===== Records provided
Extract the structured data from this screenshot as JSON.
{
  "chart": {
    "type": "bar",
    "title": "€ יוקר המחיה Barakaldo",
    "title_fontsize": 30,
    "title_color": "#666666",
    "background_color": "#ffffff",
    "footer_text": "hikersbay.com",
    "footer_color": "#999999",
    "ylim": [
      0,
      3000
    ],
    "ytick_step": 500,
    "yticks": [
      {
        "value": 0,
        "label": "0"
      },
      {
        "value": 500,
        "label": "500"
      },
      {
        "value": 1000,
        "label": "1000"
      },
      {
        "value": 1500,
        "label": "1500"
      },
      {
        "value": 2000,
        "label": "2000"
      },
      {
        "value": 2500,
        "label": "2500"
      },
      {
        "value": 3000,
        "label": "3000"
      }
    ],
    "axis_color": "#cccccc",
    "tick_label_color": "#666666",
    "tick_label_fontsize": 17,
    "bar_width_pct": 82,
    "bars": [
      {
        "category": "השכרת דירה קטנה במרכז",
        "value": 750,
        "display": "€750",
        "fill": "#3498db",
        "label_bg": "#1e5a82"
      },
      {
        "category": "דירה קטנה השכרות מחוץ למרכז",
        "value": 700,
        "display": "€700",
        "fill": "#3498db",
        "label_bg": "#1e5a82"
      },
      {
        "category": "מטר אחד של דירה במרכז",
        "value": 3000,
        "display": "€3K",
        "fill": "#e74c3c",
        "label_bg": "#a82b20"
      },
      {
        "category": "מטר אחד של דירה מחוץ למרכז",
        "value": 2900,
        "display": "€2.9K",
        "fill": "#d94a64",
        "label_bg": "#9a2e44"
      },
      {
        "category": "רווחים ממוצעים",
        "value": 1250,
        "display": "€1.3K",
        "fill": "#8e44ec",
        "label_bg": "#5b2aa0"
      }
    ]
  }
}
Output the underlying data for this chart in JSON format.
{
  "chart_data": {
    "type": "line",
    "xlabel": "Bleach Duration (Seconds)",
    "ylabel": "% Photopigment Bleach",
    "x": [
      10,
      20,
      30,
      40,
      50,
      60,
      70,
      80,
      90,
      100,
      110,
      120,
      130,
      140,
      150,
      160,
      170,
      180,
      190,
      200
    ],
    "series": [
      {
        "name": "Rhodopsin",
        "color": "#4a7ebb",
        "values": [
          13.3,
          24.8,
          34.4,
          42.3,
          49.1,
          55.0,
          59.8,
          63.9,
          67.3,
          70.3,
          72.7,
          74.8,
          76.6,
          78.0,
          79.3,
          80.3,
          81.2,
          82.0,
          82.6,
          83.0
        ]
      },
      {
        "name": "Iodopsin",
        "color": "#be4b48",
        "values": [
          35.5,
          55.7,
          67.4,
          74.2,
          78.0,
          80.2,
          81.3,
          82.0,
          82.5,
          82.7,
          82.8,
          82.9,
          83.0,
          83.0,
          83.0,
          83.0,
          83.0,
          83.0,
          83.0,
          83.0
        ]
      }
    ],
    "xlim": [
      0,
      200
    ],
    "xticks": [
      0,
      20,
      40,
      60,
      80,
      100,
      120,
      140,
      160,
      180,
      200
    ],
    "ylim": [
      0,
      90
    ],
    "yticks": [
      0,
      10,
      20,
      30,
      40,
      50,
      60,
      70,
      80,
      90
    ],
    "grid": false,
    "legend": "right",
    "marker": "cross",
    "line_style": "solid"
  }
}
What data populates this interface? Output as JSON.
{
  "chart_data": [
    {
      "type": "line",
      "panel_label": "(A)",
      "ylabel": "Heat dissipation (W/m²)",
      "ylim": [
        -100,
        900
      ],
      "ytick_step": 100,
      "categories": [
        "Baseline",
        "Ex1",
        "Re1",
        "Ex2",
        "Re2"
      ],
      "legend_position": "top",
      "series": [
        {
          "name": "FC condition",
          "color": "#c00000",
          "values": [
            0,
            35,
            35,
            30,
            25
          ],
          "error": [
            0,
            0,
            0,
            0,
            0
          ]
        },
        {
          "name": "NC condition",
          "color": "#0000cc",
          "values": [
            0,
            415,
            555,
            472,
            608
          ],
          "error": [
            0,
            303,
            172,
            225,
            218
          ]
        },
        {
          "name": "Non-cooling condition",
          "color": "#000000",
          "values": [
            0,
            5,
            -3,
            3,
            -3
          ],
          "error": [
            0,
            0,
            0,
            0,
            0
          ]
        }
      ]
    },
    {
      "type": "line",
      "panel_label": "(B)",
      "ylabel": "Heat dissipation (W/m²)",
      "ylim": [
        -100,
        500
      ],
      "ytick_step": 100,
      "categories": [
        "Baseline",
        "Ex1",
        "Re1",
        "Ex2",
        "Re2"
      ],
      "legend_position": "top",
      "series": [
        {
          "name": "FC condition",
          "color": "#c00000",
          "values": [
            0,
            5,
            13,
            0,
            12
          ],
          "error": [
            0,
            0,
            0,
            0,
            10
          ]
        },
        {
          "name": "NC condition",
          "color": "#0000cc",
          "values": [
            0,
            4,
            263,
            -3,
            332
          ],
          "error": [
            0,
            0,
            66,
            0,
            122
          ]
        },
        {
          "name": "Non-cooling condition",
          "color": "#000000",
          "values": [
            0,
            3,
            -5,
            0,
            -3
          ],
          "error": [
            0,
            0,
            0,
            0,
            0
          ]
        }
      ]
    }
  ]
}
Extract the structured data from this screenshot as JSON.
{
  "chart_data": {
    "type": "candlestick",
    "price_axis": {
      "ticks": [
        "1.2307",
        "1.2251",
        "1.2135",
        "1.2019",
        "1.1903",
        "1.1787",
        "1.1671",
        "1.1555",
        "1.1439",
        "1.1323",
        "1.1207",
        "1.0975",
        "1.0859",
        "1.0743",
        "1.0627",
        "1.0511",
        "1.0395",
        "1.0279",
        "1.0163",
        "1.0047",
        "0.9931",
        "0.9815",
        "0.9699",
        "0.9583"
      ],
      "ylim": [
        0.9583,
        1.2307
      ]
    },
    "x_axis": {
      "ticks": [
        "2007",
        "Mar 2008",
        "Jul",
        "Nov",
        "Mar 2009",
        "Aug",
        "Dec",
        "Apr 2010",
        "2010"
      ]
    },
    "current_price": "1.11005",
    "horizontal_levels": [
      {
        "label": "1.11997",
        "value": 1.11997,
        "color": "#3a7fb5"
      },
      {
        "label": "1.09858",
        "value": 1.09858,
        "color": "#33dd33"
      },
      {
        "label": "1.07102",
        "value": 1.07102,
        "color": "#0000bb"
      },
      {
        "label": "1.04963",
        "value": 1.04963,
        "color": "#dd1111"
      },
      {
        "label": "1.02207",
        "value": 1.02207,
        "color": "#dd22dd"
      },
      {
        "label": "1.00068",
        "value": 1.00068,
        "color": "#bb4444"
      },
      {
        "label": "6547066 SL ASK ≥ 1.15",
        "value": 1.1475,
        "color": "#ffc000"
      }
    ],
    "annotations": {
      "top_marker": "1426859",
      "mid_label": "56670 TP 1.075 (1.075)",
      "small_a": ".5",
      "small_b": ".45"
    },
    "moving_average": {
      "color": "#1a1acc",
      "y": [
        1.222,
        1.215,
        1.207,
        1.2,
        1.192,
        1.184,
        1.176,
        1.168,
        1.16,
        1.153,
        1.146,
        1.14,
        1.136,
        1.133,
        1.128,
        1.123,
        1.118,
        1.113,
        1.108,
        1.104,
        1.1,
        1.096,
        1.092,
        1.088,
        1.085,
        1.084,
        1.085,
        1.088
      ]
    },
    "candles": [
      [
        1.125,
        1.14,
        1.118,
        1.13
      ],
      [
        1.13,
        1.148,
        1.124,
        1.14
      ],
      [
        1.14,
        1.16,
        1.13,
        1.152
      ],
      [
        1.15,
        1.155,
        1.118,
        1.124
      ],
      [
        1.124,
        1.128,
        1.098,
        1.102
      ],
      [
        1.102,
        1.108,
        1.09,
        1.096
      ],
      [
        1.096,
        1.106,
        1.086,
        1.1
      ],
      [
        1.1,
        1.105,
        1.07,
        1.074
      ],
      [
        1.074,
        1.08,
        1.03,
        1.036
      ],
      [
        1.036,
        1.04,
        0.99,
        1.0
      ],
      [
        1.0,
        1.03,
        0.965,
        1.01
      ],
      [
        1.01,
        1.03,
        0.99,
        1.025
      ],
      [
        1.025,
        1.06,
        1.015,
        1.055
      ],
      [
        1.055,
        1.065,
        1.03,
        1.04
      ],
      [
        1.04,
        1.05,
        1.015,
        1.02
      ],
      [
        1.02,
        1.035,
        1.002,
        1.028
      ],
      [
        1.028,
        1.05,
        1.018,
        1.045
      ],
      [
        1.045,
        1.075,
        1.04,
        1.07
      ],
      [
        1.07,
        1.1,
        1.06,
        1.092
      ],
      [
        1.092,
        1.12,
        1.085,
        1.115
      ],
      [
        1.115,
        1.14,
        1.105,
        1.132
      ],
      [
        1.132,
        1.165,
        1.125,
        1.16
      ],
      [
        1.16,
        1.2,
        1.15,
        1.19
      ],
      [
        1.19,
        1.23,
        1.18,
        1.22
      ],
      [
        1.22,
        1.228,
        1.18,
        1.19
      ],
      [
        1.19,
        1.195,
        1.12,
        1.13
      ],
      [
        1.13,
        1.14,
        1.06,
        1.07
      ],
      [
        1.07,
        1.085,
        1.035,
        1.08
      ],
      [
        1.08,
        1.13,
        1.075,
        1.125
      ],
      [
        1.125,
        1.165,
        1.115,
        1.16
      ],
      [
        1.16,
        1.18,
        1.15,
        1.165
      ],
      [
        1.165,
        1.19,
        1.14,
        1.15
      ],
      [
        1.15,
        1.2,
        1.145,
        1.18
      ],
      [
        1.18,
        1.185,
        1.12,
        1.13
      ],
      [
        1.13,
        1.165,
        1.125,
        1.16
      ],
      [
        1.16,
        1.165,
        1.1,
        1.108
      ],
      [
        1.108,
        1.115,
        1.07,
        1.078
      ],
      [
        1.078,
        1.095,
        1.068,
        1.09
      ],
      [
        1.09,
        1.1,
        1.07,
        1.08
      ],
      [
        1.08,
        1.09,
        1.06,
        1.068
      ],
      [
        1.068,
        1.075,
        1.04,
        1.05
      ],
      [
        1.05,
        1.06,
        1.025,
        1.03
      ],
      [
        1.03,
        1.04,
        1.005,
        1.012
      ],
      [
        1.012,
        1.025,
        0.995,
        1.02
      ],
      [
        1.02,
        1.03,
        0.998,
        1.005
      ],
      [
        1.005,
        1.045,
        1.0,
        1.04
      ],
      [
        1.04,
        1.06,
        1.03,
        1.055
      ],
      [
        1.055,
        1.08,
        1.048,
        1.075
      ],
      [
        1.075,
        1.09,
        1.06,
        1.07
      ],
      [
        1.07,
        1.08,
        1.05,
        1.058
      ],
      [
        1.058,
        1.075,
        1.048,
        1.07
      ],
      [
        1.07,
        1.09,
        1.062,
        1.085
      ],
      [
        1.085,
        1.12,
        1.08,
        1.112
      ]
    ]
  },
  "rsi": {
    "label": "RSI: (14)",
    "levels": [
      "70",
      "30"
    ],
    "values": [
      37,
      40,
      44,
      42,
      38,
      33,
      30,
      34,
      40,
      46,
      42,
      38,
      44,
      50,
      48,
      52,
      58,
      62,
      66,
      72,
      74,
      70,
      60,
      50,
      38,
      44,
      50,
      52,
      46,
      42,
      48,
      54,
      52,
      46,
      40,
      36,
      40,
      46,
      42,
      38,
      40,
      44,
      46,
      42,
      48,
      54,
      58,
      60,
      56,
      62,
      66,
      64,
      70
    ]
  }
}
==========
| Exercise prompt |
Look for lines containing the string "category" and copy them all.

| Exercise response |
        "category": "השכרת דירה קטנה במרכז",
        "category": "דירה קטנה השכרות מחוץ למרכז",
        "category": "מטר אחד של דירה במרכז",
        "category": "מטר אחד של דירה מחוץ למרכז",
        "category": "רווחים ממוצעים",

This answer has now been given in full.